**Data in this exercise**

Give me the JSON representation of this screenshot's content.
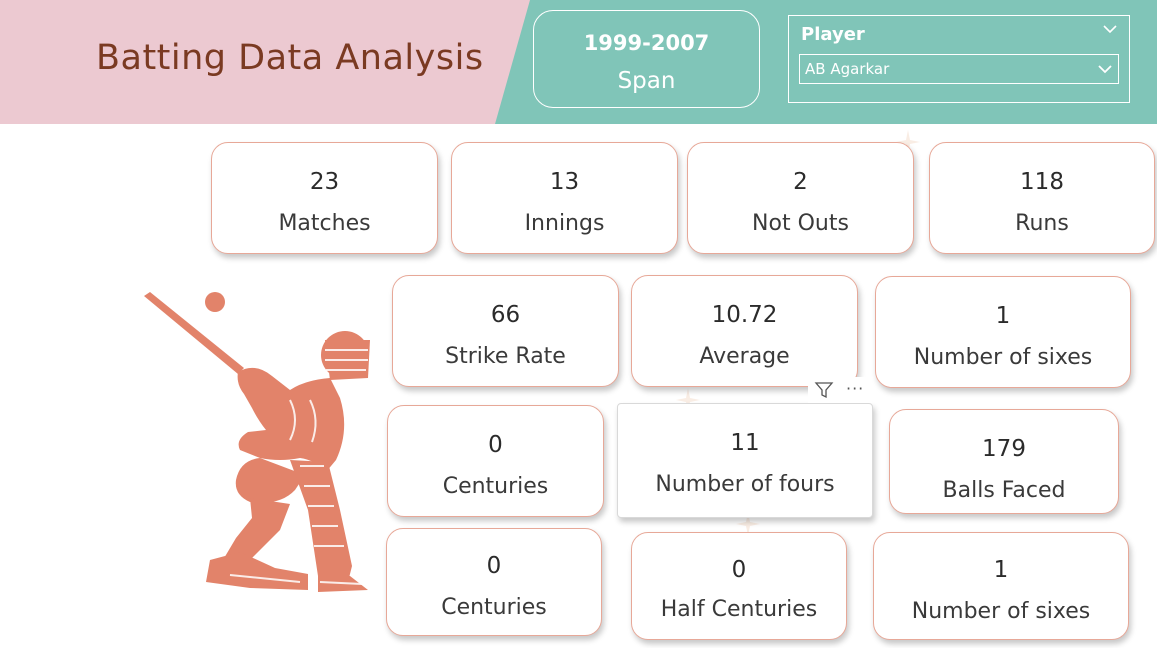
{
  "header": {
    "title": "Batting Data Analysis",
    "span_value": "1999-2007",
    "span_label": "Span"
  },
  "slicer": {
    "title": "Player",
    "selected": "AB Agarkar"
  },
  "cards": [
    {
      "value": "23",
      "label": "Matches"
    },
    {
      "value": "13",
      "label": "Innings"
    },
    {
      "value": "2",
      "label": "Not Outs"
    },
    {
      "value": "118",
      "label": "Runs"
    },
    {
      "value": "66",
      "label": "Strike Rate"
    },
    {
      "value": "10.72",
      "label": "Average"
    },
    {
      "value": "1",
      "label": "Number of sixes"
    },
    {
      "value": "0",
      "label": "Centuries"
    },
    {
      "value": "11",
      "label": "Number of fours"
    },
    {
      "value": "179",
      "label": "Balls Faced"
    },
    {
      "value": "0",
      "label": "Centuries"
    },
    {
      "value": "0",
      "label": "Half Centuries"
    },
    {
      "value": "1",
      "label": "Number of sixes"
    }
  ],
  "visual_tools": {
    "more": "···"
  },
  "colors": {
    "pink": "#ecc9d1",
    "teal": "#80c5b8",
    "title": "#7a3a22",
    "accent": "#e2836a"
  }
}
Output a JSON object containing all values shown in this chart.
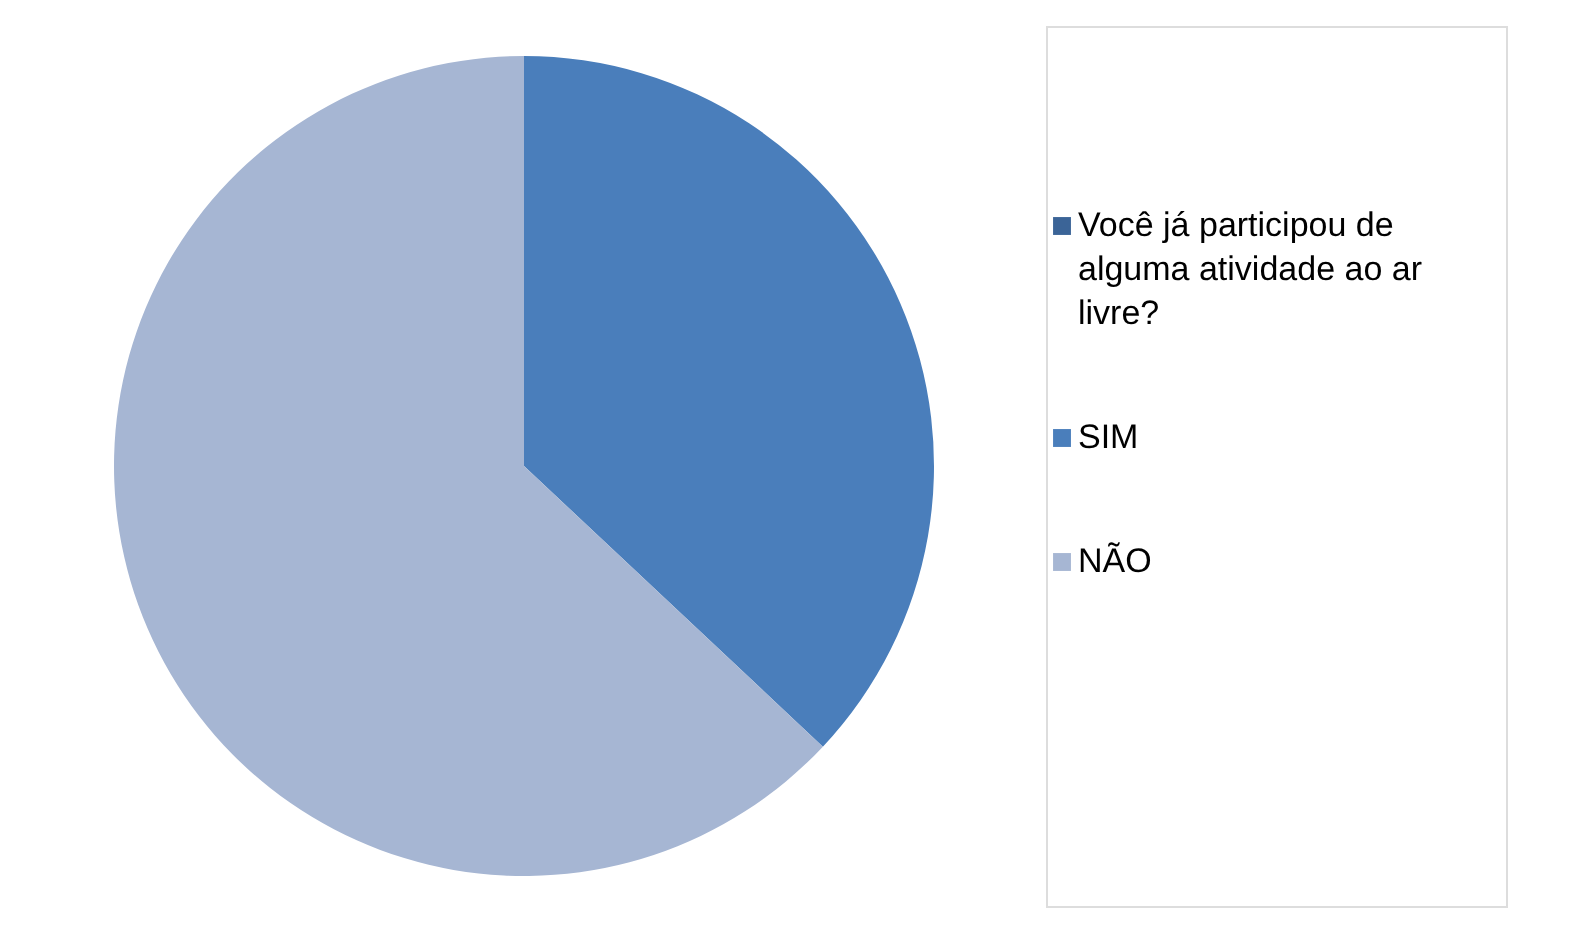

**Goal of the exercise**
The word "JSON" may turn up on some lines of these records; say how many, with no other words.

**Output of the exercise**
2